### Directions for this task
Every line of the records below should be restated exactly.

### Entries taken from a collection
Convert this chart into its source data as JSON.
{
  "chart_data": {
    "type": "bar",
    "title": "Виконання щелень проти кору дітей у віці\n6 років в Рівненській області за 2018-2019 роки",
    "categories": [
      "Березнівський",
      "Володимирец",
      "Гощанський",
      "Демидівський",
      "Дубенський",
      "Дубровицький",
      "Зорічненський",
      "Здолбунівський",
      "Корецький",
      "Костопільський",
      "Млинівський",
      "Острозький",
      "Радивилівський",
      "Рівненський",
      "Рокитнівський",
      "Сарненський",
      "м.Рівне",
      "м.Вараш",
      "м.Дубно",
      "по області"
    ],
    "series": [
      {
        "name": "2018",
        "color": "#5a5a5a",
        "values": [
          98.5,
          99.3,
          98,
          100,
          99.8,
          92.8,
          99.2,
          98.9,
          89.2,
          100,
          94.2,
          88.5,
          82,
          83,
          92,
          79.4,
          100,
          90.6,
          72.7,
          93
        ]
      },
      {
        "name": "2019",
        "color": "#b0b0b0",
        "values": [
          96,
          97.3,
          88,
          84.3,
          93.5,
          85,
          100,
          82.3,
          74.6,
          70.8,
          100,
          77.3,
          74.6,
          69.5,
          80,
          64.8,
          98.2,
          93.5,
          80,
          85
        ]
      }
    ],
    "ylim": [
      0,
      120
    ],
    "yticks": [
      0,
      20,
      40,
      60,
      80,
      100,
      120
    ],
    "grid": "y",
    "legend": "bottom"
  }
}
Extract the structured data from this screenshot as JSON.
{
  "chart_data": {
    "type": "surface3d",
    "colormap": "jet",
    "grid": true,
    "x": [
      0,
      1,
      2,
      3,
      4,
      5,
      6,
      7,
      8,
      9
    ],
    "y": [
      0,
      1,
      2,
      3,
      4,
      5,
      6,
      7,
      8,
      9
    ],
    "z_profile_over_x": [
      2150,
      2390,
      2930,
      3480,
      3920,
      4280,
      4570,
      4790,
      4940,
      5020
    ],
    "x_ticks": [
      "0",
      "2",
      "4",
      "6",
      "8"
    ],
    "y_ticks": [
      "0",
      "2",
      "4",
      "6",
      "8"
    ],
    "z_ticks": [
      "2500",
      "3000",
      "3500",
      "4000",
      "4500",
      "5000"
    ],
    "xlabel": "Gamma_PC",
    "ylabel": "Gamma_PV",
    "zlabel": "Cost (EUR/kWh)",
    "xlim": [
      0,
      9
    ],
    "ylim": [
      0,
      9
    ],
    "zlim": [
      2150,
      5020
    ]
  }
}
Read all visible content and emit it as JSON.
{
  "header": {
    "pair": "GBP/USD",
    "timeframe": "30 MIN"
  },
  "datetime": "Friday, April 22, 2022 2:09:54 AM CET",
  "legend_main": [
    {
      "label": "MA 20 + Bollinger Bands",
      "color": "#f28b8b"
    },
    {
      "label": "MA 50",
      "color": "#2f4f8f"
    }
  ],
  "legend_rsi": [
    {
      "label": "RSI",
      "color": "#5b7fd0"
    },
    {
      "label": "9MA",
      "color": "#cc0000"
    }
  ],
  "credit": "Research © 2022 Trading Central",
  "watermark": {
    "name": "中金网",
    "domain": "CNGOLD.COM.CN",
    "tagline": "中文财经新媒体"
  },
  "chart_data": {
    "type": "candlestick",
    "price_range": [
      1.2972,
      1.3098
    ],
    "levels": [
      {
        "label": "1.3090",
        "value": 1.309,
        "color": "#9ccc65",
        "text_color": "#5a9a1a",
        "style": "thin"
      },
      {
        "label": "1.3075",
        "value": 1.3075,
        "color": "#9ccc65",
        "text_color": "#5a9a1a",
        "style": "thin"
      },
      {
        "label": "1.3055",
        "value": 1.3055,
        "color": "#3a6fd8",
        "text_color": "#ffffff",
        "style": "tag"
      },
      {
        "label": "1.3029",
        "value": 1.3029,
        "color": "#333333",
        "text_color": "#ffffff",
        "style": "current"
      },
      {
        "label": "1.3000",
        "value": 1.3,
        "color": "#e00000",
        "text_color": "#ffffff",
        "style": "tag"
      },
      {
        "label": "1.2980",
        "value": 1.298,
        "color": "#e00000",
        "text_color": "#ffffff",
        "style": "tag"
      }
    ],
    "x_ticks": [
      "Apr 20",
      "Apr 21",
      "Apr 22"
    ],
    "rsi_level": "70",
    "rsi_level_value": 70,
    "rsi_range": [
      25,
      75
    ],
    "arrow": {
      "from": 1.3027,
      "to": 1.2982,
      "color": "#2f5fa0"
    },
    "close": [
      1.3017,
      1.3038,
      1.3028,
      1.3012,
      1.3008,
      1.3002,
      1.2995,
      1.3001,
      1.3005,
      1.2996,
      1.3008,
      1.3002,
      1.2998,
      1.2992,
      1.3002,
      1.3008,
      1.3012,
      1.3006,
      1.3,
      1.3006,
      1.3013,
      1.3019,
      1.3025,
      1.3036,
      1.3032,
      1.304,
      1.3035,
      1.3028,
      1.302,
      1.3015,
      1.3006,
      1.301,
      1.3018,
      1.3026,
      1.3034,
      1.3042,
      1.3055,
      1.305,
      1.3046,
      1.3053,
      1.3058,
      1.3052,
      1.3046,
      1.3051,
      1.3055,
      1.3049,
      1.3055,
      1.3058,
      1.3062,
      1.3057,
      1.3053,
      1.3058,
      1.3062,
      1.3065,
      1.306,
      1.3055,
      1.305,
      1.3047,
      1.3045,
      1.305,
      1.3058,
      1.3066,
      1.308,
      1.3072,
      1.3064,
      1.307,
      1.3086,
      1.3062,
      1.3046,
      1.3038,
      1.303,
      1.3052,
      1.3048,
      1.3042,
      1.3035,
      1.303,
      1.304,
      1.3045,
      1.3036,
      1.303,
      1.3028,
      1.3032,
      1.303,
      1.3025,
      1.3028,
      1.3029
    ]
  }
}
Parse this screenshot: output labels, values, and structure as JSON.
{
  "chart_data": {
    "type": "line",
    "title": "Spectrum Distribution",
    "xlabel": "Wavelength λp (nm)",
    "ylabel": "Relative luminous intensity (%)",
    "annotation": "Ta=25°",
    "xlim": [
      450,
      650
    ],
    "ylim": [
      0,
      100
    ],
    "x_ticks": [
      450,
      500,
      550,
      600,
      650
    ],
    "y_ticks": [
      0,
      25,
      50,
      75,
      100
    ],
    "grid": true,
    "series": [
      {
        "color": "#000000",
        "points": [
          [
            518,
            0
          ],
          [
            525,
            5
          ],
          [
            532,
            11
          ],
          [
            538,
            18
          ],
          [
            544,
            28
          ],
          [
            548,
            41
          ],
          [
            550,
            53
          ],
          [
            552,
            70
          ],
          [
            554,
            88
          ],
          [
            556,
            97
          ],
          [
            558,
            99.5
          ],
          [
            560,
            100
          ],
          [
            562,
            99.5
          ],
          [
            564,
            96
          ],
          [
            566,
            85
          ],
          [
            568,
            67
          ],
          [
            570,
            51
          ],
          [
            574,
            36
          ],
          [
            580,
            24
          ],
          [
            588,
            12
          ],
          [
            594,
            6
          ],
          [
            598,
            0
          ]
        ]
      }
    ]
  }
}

### Exercise result
Convert this chart into its source data as JSON.
{
  "chart_data": {
    "type": "bar",
    "title": "Виконання щелень проти кору дітей у віці\n6 років в Рівненській області за 2018-2019 роки",
    "categories": [
      "Березнівський",
      "Володимирец",
      "Гощанський",
      "Демидівський",
      "Дубенський",
      "Дубровицький",
      "Зорічненський",
      "Здолбунівський",
      "Корецький",
      "Костопільський",
      "Млинівський",
      "Острозький",
      "Радивилівський",
      "Рівненський",
      "Рокитнівський",
      "Сарненський",
      "м.Рівне",
      "м.Вараш",
      "м.Дубно",
      "по області"
    ],
    "series": [
      {
        "name": "2018",
        "color": "#5a5a5a",
        "values": [
          98.5,
          99.3,
          98,
          100,
          99.8,
          92.8,
          99.2,
          98.9,
          89.2,
          100,
          94.2,
          88.5,
          82,
          83,
          92,
          79.4,
          100,
          90.6,
          72.7,
          93
        ]
      },
      {
        "name": "2019",
        "color": "#b0b0b0",
        "values": [
          96,
          97.3,
          88,
          84.3,
          93.5,
          85,
          100,
          82.3,
          74.6,
          70.8,
          100,
          77.3,
          74.6,
          69.5,
          80,
          64.8,
          98.2,
          93.5,
          80,
          85
        ]
      }
    ],
    "ylim": [
      0,
      120
    ],
    "yticks": [
      0,
      20,
      40,
      60,
      80,
      100,
      120
    ],
    "grid": "y",
    "legend": "bottom"
  }
}
Extract the structured data from this screenshot as JSON.
{
  "chart_data": {
    "type": "surface3d",
    "colormap": "jet",
    "grid": true,
    "x": [
      0,
      1,
      2,
      3,
      4,
      5,
      6,
      7,
      8,
      9
    ],
    "y": [
      0,
      1,
      2,
      3,
      4,
      5,
      6,
      7,
      8,
      9
    ],
    "z_profile_over_x": [
      2150,
      2390,
      2930,
      3480,
      3920,
      4280,
      4570,
      4790,
      4940,
      5020
    ],
    "x_ticks": [
      "0",
      "2",
      "4",
      "6",
      "8"
    ],
    "y_ticks": [
      "0",
      "2",
      "4",
      "6",
      "8"
    ],
    "z_ticks": [
      "2500",
      "3000",
      "3500",
      "4000",
      "4500",
      "5000"
    ],
    "xlabel": "Gamma_PC",
    "ylabel": "Gamma_PV",
    "zlabel": "Cost (EUR/kWh)",
    "xlim": [
      0,
      9
    ],
    "ylim": [
      0,
      9
    ],
    "zlim": [
      2150,
      5020
    ]
  }
}
Read all visible content and emit it as JSON.
{
  "header": {
    "pair": "GBP/USD",
    "timeframe": "30 MIN"
  },
  "datetime": "Friday, April 22, 2022 2:09:54 AM CET",
  "legend_main": [
    {
      "label": "MA 20 + Bollinger Bands",
      "color": "#f28b8b"
    },
    {
      "label": "MA 50",
      "color": "#2f4f8f"
    }
  ],
  "legend_rsi": [
    {
      "label": "RSI",
      "color": "#5b7fd0"
    },
    {
      "label": "9MA",
      "color": "#cc0000"
    }
  ],
  "credit": "Research © 2022 Trading Central",
  "watermark": {
    "name": "中金网",
    "domain": "CNGOLD.COM.CN",
    "tagline": "中文财经新媒体"
  },
  "chart_data": {
    "type": "candlestick",
    "price_range": [
      1.2972,
      1.3098
    ],
    "levels": [
      {
        "label": "1.3090",
        "value": 1.309,
        "color": "#9ccc65",
        "text_color": "#5a9a1a",
        "style": "thin"
      },
      {
        "label": "1.3075",
        "value": 1.3075,
        "color": "#9ccc65",
        "text_color": "#5a9a1a",
        "style": "thin"
      },
      {
        "label": "1.3055",
        "value": 1.3055,
        "color": "#3a6fd8",
        "text_color": "#ffffff",
        "style": "tag"
      },
      {
        "label": "1.3029",
        "value": 1.3029,
        "color": "#333333",
        "text_color": "#ffffff",
        "style": "current"
      },
      {
        "label": "1.3000",
        "value": 1.3,
        "color": "#e00000",
        "text_color": "#ffffff",
        "style": "tag"
      },
      {
        "label": "1.2980",
        "value": 1.298,
        "color": "#e00000",
        "text_color": "#ffffff",
        "style": "tag"
      }
    ],
    "x_ticks": [
      "Apr 20",
      "Apr 21",
      "Apr 22"
    ],
    "rsi_level": "70",
    "rsi_level_value": 70,
    "rsi_range": [
      25,
      75
    ],
    "arrow": {
      "from": 1.3027,
      "to": 1.2982,
      "color": "#2f5fa0"
    },
    "close": [
      1.3017,
      1.3038,
      1.3028,
      1.3012,
      1.3008,
      1.3002,
      1.2995,
      1.3001,
      1.3005,
      1.2996,
      1.3008,
      1.3002,
      1.2998,
      1.2992,
      1.3002,
      1.3008,
      1.3012,
      1.3006,
      1.3,
      1.3006,
      1.3013,
      1.3019,
      1.3025,
      1.3036,
      1.3032,
      1.304,
      1.3035,
      1.3028,
      1.302,
      1.3015,
      1.3006,
      1.301,
      1.3018,
      1.3026,
      1.3034,
      1.3042,
      1.3055,
      1.305,
      1.3046,
      1.3053,
      1.3058,
      1.3052,
      1.3046,
      1.3051,
      1.3055,
      1.3049,
      1.3055,
      1.3058,
      1.3062,
      1.3057,
      1.3053,
      1.3058,
      1.3062,
      1.3065,
      1.306,
      1.3055,
      1.305,
      1.3047,
      1.3045,
      1.305,
      1.3058,
      1.3066,
      1.308,
      1.3072,
      1.3064,
      1.307,
      1.3086,
      1.3062,
      1.3046,
      1.3038,
      1.303,
      1.3052,
      1.3048,
      1.3042,
      1.3035,
      1.303,
      1.304,
      1.3045,
      1.3036,
      1.303,
      1.3028,
      1.3032,
      1.303,
      1.3025,
      1.3028,
      1.3029
    ]
  }
}
Parse this screenshot: output labels, values, and structure as JSON.
{
  "chart_data": {
    "type": "line",
    "title": "Spectrum Distribution",
    "xlabel": "Wavelength λp (nm)",
    "ylabel": "Relative luminous intensity (%)",
    "annotation": "Ta=25°",
    "xlim": [
      450,
      650
    ],
    "ylim": [
      0,
      100
    ],
    "x_ticks": [
      450,
      500,
      550,
      600,
      650
    ],
    "y_ticks": [
      0,
      25,
      50,
      75,
      100
    ],
    "grid": true,
    "series": [
      {
        "color": "#000000",
        "points": [
          [
            518,
            0
          ],
          [
            525,
            5
          ],
          [
            532,
            11
          ],
          [
            538,
            18
          ],
          [
            544,
            28
          ],
          [
            548,
            41
          ],
          [
            550,
            53
          ],
          [
            552,
            70
          ],
          [
            554,
            88
          ],
          [
            556,
            97
          ],
          [
            558,
            99.5
          ],
          [
            560,
            100
          ],
          [
            562,
            99.5
          ],
          [
            564,
            96
          ],
          [
            566,
            85
          ],
          [
            568,
            67
          ],
          [
            570,
            51
          ],
          [
            574,
            36
          ],
          [
            580,
            24
          ],
          [
            588,
            12
          ],
          [
            594,
            6
          ],
          [
            598,
            0
          ]
        ]
      }
    ]
  }
}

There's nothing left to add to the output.